§ THE INPUT:
══════════
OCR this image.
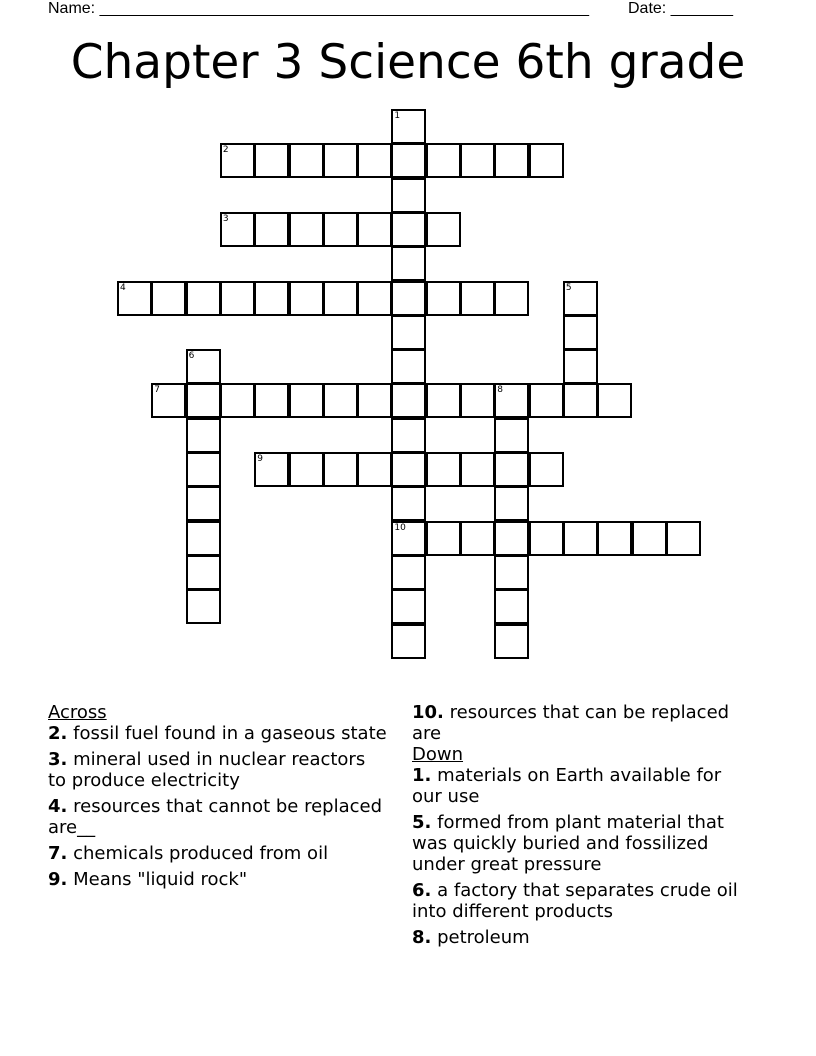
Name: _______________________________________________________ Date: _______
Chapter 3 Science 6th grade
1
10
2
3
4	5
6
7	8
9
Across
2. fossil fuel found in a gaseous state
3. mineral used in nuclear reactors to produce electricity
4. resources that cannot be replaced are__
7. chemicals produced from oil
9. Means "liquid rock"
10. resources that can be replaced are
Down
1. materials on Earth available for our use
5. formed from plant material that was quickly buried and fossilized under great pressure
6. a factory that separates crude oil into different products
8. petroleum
══════════
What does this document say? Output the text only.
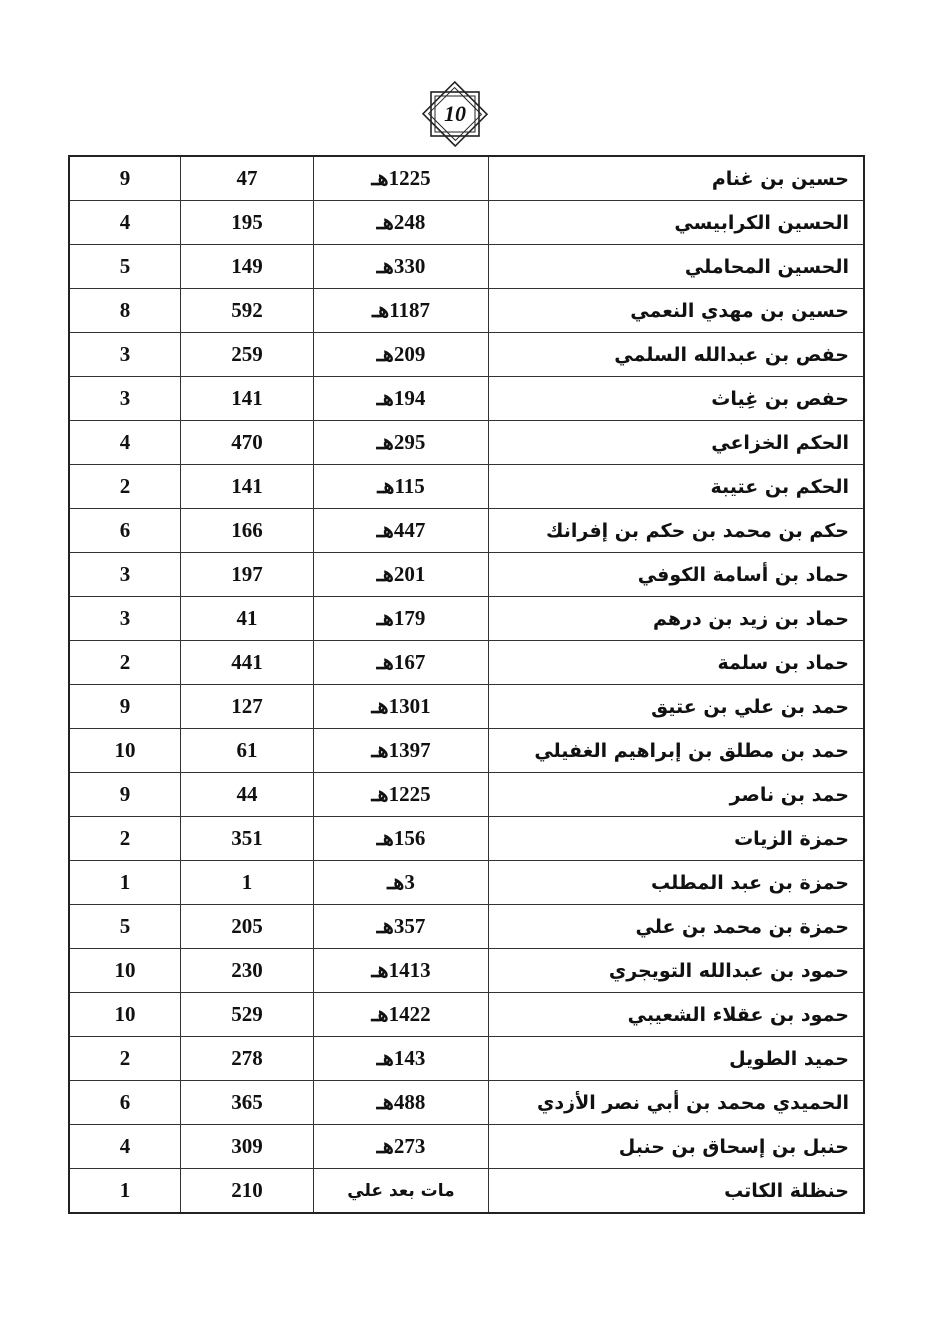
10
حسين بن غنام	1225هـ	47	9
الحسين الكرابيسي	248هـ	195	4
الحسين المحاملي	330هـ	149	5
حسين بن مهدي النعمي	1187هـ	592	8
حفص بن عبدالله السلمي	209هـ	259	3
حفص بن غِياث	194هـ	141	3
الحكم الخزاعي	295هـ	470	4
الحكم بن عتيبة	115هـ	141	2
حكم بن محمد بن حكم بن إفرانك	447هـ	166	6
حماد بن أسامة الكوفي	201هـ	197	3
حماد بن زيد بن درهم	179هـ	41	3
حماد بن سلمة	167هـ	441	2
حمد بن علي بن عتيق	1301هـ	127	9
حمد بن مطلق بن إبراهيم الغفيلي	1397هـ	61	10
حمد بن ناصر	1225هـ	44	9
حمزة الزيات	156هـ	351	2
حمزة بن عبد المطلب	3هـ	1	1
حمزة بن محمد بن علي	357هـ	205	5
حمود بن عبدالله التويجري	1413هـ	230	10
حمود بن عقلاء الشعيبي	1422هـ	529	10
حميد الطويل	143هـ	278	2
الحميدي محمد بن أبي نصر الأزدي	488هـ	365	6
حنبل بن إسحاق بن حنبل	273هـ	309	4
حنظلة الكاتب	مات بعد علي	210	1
══════════
Copy all lines from the material that hold "عبدالله".

§ RESULT OF THIS TASK:
حفص بن عبدالله السلمي	209هـ	259	3
حمود بن عبدالله التويجري	1413هـ	230	10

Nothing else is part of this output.